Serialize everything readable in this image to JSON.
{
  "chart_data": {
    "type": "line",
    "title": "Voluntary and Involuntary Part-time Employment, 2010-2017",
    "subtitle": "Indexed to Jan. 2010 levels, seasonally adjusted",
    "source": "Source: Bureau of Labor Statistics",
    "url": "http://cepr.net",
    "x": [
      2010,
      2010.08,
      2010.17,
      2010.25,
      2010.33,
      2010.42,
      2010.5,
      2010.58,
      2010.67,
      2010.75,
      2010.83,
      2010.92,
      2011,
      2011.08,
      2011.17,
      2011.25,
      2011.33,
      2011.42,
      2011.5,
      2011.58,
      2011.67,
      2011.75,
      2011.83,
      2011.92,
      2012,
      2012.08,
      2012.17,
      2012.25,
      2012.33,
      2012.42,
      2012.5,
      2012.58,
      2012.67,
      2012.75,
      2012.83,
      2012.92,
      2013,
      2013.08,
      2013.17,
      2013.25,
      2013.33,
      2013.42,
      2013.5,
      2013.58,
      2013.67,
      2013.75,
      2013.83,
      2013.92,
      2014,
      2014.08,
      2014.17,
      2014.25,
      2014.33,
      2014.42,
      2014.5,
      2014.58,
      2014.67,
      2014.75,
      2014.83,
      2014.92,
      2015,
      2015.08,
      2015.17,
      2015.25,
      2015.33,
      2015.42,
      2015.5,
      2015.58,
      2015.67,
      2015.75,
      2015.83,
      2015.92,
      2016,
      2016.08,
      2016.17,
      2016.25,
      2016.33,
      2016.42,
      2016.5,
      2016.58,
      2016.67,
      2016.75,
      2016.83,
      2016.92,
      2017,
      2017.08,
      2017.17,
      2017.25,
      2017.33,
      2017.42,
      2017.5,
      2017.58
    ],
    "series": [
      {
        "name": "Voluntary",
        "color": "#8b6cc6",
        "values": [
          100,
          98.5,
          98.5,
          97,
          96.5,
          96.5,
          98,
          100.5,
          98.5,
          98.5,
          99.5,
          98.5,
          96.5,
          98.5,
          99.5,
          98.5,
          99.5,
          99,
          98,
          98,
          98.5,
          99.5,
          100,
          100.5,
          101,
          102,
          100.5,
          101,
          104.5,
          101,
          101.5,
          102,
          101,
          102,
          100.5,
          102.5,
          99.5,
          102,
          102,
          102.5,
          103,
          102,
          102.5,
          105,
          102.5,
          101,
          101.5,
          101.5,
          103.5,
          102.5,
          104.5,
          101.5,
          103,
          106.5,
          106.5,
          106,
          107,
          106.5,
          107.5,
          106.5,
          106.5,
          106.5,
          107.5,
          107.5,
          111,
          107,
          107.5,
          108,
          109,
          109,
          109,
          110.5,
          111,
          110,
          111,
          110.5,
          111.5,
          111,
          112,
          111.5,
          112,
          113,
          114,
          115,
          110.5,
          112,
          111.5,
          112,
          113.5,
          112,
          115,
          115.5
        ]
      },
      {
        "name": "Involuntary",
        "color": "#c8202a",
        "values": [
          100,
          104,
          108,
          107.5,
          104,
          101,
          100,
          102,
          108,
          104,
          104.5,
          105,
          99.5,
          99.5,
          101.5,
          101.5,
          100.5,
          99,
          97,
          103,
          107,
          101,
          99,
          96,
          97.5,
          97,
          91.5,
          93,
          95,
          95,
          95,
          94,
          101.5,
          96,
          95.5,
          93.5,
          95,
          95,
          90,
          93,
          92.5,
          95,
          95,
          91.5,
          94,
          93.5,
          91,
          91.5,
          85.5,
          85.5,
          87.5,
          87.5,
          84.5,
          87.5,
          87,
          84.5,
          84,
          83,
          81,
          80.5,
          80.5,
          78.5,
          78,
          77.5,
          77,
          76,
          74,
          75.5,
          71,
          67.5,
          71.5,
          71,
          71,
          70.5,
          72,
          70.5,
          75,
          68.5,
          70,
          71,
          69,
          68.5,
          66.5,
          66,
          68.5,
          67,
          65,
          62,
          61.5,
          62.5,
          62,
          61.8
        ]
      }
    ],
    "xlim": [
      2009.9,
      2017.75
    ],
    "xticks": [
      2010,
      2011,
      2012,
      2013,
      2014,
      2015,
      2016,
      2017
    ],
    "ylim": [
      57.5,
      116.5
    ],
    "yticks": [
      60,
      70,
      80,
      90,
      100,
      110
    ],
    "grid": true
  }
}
◇ ◇ ◇ ◇ ◇
## [Aim]
Find the string "Involuntary" in the listing and return every line that holds it.

## [Response below]
    "title": "Voluntary and Involuntary Part-time Employment, 2010-2017",
        "name": "Involuntary",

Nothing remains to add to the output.